Task statement: Write out the whole listing again, exactly as given.

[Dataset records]

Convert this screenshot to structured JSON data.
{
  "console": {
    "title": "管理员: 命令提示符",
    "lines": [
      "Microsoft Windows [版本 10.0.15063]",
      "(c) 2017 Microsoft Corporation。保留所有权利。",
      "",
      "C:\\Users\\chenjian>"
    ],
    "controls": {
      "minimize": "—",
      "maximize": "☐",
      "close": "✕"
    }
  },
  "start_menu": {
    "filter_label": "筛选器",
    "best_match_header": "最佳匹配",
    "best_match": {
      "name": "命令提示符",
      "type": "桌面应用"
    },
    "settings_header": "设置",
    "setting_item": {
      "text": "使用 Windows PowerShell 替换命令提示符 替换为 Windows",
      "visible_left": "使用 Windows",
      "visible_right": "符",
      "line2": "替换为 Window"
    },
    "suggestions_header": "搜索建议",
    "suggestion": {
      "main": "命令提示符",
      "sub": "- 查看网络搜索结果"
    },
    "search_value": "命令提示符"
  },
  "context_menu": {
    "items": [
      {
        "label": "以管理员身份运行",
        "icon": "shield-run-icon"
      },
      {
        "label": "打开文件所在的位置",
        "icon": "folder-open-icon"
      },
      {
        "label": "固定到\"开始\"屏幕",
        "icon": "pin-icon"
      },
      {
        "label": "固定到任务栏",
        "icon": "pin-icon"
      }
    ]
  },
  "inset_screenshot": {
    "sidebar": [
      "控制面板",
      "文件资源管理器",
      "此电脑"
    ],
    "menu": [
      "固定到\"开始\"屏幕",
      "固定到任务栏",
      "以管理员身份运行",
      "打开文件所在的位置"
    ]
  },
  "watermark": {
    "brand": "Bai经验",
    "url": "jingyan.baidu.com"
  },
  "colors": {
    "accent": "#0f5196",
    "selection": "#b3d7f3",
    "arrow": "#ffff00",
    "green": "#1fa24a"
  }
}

Exercise result:
Convert this screenshot to structured JSON data.
{
  "console": {
    "title": "管理员: 命令提示符",
    "lines": [
      "Microsoft Windows [版本 10.0.15063]",
      "(c) 2017 Microsoft Corporation。保留所有权利。",
      "",
      "C:\\Users\\chenjian>"
    ],
    "controls": {
      "minimize": "—",
      "maximize": "☐",
      "close": "✕"
    }
  },
  "start_menu": {
    "filter_label": "筛选器",
    "best_match_header": "最佳匹配",
    "best_match": {
      "name": "命令提示符",
      "type": "桌面应用"
    },
    "settings_header": "设置",
    "setting_item": {
      "text": "使用 Windows PowerShell 替换命令提示符 替换为 Windows",
      "visible_left": "使用 Windows",
      "visible_right": "符",
      "line2": "替换为 Window"
    },
    "suggestions_header": "搜索建议",
    "suggestion": {
      "main": "命令提示符",
      "sub": "- 查看网络搜索结果"
    },
    "search_value": "命令提示符"
  },
  "context_menu": {
    "items": [
      {
        "label": "以管理员身份运行",
        "icon": "shield-run-icon"
      },
      {
        "label": "打开文件所在的位置",
        "icon": "folder-open-icon"
      },
      {
        "label": "固定到\"开始\"屏幕",
        "icon": "pin-icon"
      },
      {
        "label": "固定到任务栏",
        "icon": "pin-icon"
      }
    ]
  },
  "inset_screenshot": {
    "sidebar": [
      "控制面板",
      "文件资源管理器",
      "此电脑"
    ],
    "menu": [
      "固定到\"开始\"屏幕",
      "固定到任务栏",
      "以管理员身份运行",
      "打开文件所在的位置"
    ]
  },
  "watermark": {
    "brand": "Bai经验",
    "url": "jingyan.baidu.com"
  },
  "colors": {
    "accent": "#0f5196",
    "selection": "#b3d7f3",
    "arrow": "#ffff00",
    "green": "#1fa24a"
  }
}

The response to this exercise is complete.